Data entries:

····················

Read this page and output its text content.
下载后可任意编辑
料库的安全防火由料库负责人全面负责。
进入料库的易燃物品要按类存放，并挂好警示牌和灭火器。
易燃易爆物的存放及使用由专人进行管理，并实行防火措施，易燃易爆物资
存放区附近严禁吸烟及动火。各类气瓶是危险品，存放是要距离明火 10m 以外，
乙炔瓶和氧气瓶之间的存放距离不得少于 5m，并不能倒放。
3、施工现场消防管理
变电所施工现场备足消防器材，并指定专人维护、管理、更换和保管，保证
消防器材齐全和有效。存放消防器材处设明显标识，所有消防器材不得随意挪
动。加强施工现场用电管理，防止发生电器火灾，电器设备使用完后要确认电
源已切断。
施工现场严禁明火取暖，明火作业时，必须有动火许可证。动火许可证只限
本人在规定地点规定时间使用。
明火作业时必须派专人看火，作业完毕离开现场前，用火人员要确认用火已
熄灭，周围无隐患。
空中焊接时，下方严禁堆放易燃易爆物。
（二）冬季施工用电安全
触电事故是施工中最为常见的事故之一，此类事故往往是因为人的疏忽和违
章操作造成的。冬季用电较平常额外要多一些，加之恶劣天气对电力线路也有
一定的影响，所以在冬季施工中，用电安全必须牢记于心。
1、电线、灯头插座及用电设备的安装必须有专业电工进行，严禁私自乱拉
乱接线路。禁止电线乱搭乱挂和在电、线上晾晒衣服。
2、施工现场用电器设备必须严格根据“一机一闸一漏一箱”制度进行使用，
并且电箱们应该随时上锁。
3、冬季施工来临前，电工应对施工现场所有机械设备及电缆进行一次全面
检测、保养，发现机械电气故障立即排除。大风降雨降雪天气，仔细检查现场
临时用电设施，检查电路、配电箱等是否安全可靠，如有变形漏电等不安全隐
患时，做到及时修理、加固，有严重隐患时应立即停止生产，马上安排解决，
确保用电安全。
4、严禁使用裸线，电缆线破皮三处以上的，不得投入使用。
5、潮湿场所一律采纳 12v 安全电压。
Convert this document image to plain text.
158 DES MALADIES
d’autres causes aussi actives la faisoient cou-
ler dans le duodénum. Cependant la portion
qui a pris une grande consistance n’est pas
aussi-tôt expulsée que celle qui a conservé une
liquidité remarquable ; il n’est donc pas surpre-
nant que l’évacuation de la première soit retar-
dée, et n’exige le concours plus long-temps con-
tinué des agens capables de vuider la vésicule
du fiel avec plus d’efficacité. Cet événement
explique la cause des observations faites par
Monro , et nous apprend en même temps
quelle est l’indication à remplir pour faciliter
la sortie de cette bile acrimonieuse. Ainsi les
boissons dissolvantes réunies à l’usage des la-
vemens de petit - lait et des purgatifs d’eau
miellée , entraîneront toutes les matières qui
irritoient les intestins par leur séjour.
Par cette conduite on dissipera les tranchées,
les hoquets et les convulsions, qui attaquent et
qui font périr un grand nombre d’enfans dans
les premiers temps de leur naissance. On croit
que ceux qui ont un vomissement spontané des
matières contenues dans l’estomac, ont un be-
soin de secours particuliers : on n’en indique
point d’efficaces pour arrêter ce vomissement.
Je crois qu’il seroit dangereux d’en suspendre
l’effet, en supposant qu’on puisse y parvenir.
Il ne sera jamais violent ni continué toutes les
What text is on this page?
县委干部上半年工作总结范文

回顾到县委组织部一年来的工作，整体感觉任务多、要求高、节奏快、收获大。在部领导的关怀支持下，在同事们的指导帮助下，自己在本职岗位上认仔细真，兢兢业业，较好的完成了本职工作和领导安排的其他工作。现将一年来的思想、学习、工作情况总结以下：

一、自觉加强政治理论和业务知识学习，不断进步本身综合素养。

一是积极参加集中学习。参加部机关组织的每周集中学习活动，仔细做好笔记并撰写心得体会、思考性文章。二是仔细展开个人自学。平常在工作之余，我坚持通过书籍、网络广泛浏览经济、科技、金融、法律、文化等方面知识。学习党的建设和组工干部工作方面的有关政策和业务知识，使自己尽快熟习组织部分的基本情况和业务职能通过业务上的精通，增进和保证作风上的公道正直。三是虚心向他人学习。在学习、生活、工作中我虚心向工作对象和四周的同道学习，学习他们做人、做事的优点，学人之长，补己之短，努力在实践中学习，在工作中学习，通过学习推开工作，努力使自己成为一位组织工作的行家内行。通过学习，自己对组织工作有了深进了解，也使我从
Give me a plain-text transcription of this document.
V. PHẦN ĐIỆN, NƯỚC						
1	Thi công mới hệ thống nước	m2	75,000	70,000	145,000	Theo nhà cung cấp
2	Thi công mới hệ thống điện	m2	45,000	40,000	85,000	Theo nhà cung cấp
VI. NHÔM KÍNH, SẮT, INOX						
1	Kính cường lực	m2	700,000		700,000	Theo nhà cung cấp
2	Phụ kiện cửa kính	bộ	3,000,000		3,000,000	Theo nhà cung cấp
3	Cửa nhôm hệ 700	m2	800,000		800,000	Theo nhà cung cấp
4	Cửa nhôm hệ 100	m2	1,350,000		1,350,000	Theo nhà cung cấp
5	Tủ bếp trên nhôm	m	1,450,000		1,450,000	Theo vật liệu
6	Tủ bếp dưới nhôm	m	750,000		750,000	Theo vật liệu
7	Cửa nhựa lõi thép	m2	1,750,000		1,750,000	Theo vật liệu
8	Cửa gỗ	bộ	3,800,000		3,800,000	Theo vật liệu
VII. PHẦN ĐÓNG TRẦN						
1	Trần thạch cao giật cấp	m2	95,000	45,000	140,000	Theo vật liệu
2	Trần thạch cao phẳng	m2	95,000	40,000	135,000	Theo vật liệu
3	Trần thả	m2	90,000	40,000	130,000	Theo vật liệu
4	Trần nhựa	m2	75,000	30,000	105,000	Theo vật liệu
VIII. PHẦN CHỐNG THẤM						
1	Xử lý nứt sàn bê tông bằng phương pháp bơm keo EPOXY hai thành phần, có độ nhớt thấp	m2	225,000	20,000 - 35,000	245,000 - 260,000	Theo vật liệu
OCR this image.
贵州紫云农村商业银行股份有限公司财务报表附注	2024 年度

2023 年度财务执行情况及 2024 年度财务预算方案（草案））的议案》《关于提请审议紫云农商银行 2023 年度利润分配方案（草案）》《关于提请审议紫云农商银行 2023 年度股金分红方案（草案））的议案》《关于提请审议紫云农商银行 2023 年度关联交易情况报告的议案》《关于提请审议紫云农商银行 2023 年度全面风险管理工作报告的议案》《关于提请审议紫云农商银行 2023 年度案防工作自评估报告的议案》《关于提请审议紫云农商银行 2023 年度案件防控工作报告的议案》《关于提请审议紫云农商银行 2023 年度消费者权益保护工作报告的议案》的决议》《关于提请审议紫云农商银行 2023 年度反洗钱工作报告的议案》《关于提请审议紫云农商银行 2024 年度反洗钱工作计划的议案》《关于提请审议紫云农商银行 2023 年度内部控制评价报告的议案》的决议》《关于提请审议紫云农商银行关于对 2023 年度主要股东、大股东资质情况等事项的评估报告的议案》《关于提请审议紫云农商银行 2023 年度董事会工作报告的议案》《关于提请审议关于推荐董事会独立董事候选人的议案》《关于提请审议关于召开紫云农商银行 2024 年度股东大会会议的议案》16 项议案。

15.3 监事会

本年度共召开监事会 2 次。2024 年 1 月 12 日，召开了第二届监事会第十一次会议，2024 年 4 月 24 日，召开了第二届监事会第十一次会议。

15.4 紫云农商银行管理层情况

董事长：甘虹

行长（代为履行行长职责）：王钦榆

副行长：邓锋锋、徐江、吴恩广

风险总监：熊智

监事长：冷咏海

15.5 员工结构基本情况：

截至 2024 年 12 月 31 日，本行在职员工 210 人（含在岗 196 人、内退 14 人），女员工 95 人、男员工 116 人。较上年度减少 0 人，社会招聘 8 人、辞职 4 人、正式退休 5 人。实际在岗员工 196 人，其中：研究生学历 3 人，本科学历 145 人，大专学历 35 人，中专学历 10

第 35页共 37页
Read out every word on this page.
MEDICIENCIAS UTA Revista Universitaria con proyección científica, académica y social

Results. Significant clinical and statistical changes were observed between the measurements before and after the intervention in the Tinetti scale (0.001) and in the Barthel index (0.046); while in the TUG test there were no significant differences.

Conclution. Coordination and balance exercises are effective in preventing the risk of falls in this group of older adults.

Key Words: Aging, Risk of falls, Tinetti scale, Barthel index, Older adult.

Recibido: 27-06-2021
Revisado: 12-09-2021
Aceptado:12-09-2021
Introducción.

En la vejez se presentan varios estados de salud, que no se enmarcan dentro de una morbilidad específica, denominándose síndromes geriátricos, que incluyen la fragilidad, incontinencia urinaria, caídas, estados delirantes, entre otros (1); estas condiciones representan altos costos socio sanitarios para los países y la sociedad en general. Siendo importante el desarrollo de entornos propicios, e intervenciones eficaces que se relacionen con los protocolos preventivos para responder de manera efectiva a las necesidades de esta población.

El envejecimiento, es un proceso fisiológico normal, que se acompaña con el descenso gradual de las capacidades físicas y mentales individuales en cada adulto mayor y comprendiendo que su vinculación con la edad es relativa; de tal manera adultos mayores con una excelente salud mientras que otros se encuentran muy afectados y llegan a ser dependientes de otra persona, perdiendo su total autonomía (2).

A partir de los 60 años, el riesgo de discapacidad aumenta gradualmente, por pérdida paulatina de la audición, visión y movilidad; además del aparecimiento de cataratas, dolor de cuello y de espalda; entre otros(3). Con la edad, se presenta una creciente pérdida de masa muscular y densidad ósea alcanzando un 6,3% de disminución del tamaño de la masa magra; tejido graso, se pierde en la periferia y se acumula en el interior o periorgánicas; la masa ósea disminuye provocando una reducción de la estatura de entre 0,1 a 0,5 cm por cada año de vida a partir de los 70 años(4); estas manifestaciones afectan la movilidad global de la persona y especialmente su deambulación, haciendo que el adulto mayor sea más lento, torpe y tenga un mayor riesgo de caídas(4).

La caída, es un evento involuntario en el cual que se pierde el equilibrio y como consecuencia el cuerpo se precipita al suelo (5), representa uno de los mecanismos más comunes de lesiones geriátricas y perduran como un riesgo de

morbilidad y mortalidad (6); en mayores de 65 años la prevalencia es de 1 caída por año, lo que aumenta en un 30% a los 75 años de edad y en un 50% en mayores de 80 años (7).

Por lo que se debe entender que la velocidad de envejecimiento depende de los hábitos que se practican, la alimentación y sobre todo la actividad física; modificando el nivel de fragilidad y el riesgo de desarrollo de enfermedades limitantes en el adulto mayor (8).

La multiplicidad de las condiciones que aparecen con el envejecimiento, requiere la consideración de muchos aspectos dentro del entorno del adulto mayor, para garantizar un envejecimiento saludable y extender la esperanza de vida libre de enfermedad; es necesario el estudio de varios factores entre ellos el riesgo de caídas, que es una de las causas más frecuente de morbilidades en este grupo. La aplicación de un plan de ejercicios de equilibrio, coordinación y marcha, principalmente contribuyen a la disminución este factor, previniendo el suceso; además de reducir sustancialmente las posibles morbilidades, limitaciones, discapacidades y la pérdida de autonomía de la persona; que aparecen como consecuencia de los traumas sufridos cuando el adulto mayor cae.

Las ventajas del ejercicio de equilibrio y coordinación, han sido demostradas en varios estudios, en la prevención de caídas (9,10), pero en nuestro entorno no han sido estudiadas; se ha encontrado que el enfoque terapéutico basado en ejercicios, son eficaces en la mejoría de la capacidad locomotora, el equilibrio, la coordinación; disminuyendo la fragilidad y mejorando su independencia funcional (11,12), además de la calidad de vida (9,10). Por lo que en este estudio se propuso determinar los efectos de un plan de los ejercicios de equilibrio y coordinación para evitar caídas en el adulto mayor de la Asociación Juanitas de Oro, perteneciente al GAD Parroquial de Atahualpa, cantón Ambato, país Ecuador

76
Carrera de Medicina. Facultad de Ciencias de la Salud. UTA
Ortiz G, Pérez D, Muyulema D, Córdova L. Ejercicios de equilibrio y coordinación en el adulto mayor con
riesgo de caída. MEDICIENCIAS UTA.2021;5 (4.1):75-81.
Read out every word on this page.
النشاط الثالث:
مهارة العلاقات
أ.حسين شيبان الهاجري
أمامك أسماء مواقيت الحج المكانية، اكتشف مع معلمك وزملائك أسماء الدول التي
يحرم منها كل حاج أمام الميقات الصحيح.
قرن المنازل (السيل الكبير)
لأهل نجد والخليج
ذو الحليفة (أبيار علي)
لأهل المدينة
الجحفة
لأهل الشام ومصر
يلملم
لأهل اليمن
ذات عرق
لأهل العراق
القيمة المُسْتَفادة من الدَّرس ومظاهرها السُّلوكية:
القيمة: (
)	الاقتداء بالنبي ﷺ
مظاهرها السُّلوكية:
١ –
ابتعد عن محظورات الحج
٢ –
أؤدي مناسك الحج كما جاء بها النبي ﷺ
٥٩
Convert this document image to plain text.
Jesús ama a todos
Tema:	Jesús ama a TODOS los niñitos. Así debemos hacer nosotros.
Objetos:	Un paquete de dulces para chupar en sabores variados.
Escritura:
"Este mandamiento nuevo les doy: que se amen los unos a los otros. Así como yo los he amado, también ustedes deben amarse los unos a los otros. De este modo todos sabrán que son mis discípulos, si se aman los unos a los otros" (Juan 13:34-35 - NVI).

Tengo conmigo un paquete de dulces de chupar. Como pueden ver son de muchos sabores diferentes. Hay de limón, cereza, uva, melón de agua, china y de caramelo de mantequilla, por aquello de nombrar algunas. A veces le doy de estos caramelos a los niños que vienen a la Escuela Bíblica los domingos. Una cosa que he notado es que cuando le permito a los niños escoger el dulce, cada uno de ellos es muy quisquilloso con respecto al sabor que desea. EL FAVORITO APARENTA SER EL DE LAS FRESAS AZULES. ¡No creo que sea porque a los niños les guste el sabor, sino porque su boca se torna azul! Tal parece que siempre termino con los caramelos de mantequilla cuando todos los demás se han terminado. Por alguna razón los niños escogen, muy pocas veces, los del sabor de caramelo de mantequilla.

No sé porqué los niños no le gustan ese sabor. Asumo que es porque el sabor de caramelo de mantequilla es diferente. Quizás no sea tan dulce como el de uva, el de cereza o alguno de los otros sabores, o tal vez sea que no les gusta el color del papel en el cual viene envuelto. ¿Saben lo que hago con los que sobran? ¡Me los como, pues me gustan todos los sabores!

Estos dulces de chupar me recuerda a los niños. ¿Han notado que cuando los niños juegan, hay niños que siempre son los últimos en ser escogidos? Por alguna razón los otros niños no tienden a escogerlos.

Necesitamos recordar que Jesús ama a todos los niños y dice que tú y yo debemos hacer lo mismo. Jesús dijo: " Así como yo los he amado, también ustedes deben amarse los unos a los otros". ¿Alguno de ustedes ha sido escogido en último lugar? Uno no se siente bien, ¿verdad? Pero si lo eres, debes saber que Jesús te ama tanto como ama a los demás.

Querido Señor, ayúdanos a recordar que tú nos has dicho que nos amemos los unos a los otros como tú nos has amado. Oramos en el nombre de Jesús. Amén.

····················

▸ Stated task: Show every line in the entries where the string "dans" occurs.

▸ Response to the exercise:
ler dans le duodénum. Cependant la portion
qui font périr un grand nombre d’enfans dans
matières contenues dans l’estomac, ont un be-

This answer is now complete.